(Layout element entries)
⁂

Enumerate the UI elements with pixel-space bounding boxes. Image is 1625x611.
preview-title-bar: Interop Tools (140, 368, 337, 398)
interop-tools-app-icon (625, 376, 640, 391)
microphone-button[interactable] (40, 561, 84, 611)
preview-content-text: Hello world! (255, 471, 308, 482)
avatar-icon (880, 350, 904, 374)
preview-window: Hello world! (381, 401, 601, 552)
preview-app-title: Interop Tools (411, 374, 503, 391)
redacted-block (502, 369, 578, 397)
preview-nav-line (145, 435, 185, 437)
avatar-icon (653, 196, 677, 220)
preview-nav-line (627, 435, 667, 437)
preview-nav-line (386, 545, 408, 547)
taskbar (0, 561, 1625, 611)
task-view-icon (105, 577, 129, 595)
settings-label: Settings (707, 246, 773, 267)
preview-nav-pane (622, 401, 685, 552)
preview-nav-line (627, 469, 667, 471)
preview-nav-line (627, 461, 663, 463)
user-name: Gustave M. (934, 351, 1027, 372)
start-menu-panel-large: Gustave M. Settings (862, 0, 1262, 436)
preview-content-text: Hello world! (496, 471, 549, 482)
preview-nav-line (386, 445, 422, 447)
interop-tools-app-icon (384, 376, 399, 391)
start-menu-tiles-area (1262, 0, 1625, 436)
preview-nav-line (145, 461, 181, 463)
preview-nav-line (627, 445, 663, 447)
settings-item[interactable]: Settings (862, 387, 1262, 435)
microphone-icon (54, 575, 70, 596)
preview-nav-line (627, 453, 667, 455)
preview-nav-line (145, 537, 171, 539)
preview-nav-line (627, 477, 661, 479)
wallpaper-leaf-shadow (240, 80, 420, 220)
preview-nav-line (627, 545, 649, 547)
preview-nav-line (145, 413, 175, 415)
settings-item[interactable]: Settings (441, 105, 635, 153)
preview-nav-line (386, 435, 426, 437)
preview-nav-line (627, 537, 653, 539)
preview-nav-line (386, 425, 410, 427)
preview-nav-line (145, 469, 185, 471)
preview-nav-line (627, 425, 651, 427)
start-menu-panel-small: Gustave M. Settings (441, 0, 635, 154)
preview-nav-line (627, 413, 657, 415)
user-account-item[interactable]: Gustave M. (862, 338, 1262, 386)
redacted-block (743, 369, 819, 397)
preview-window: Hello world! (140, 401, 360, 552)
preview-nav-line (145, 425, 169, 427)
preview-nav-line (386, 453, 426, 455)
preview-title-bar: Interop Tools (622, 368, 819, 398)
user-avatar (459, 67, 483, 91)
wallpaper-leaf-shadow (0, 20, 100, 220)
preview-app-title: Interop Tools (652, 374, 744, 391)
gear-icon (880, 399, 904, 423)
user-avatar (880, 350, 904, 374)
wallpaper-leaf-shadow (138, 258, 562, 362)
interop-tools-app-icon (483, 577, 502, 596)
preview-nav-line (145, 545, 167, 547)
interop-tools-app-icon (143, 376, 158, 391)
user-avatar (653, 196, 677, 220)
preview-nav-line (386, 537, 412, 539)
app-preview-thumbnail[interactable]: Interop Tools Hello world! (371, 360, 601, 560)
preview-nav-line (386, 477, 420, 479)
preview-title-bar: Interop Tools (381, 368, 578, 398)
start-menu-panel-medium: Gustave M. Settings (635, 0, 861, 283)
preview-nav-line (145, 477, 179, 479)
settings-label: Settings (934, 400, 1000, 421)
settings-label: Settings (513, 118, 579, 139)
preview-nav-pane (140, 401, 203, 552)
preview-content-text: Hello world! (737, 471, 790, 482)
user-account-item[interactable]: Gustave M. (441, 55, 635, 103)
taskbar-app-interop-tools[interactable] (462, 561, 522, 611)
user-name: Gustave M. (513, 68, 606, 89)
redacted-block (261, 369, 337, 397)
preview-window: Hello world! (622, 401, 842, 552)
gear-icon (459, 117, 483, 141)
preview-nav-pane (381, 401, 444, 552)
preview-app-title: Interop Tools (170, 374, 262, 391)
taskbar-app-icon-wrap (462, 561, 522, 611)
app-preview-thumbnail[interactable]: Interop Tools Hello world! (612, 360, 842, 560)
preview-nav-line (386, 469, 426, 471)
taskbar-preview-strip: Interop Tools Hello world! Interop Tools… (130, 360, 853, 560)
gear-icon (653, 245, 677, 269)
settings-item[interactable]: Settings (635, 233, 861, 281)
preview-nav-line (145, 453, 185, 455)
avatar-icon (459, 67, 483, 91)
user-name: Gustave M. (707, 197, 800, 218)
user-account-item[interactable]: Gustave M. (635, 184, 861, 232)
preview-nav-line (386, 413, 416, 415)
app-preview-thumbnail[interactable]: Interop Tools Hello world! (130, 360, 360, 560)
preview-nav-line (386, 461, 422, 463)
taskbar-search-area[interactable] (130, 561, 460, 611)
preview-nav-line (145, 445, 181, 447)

⁂

### What is needed
Reproduce every item above verbatim, one line per entry, in the same order.

### Completed task
Enumerate the UI elements with pixel-space bounding boxes. Image is 1625x611.
preview-title-bar: Interop Tools (140, 368, 337, 398)
interop-tools-app-icon (625, 376, 640, 391)
microphone-button[interactable] (40, 561, 84, 611)
preview-content-text: Hello world! (255, 471, 308, 482)
avatar-icon (880, 350, 904, 374)
preview-window: Hello world! (381, 401, 601, 552)
preview-app-title: Interop Tools (411, 374, 503, 391)
redacted-block (502, 369, 578, 397)
preview-nav-line (145, 435, 185, 437)
avatar-icon (653, 196, 677, 220)
preview-nav-line (627, 435, 667, 437)
preview-nav-line (386, 545, 408, 547)
taskbar (0, 561, 1625, 611)
task-view-icon (105, 577, 129, 595)
settings-label: Settings (707, 246, 773, 267)
preview-nav-pane (622, 401, 685, 552)
preview-nav-line (627, 469, 667, 471)
preview-nav-line (627, 461, 663, 463)
user-name: Gustave M. (934, 351, 1027, 372)
start-menu-panel-large: Gustave M. Settings (862, 0, 1262, 436)
preview-content-text: Hello world! (496, 471, 549, 482)
preview-nav-line (386, 445, 422, 447)
interop-tools-app-icon (384, 376, 399, 391)
start-menu-tiles-area (1262, 0, 1625, 436)
preview-nav-line (145, 461, 181, 463)
preview-nav-line (627, 445, 663, 447)
settings-item[interactable]: Settings (862, 387, 1262, 435)
microphone-icon (54, 575, 70, 596)
preview-nav-line (627, 453, 667, 455)
preview-nav-line (145, 537, 171, 539)
preview-nav-line (627, 477, 661, 479)
wallpaper-leaf-shadow (240, 80, 420, 220)
preview-nav-line (627, 545, 649, 547)
preview-nav-line (145, 413, 175, 415)
settings-item[interactable]: Settings (441, 105, 635, 153)
preview-nav-line (386, 435, 426, 437)
preview-nav-line (627, 537, 653, 539)
preview-nav-line (386, 425, 410, 427)
preview-nav-line (145, 469, 185, 471)
preview-nav-line (627, 425, 651, 427)
start-menu-panel-small: Gustave M. Settings (441, 0, 635, 154)
preview-nav-line (627, 413, 657, 415)
user-account-item[interactable]: Gustave M. (862, 338, 1262, 386)
redacted-block (743, 369, 819, 397)
preview-window: Hello world! (140, 401, 360, 552)
preview-nav-line (145, 425, 169, 427)
preview-nav-line (386, 453, 426, 455)
preview-title-bar: Interop Tools (622, 368, 819, 398)
user-avatar (459, 67, 483, 91)
wallpaper-leaf-shadow (0, 20, 100, 220)
preview-app-title: Interop Tools (652, 374, 744, 391)
gear-icon (880, 399, 904, 423)
user-avatar (880, 350, 904, 374)
wallpaper-leaf-shadow (138, 258, 562, 362)
interop-tools-app-icon (483, 577, 502, 596)
preview-nav-line (145, 545, 167, 547)
interop-tools-app-icon (143, 376, 158, 391)
user-avatar (653, 196, 677, 220)
preview-nav-line (386, 537, 412, 539)
app-preview-thumbnail[interactable]: Interop Tools Hello world! (371, 360, 601, 560)
preview-nav-line (386, 477, 420, 479)
preview-title-bar: Interop Tools (381, 368, 578, 398)
start-menu-panel-medium: Gustave M. Settings (635, 0, 861, 283)
preview-nav-line (145, 477, 179, 479)
settings-label: Settings (934, 400, 1000, 421)
settings-label: Settings (513, 118, 579, 139)
preview-nav-pane (140, 401, 203, 552)
preview-content-text: Hello world! (737, 471, 790, 482)
user-account-item[interactable]: Gustave M. (441, 55, 635, 103)
taskbar-app-interop-tools[interactable] (462, 561, 522, 611)
user-name: Gustave M. (513, 68, 606, 89)
redacted-block (261, 369, 337, 397)
preview-window: Hello world! (622, 401, 842, 552)
gear-icon (459, 117, 483, 141)
preview-nav-pane (381, 401, 444, 552)
preview-app-title: Interop Tools (170, 374, 262, 391)
taskbar-app-icon-wrap (462, 561, 522, 611)
app-preview-thumbnail[interactable]: Interop Tools Hello world! (612, 360, 842, 560)
preview-nav-line (386, 469, 426, 471)
taskbar-preview-strip: Interop Tools Hello world! Interop Tools… (130, 360, 853, 560)
gear-icon (653, 245, 677, 269)
settings-item[interactable]: Settings (635, 233, 861, 281)
preview-nav-line (145, 453, 185, 455)
avatar-icon (459, 67, 483, 91)
user-name: Gustave M. (707, 197, 800, 218)
user-account-item[interactable]: Gustave M. (635, 184, 861, 232)
preview-nav-line (386, 413, 416, 415)
app-preview-thumbnail[interactable]: Interop Tools Hello world! (130, 360, 360, 560)
preview-nav-line (386, 461, 422, 463)
taskbar-search-area[interactable] (130, 561, 460, 611)
preview-nav-line (145, 445, 181, 447)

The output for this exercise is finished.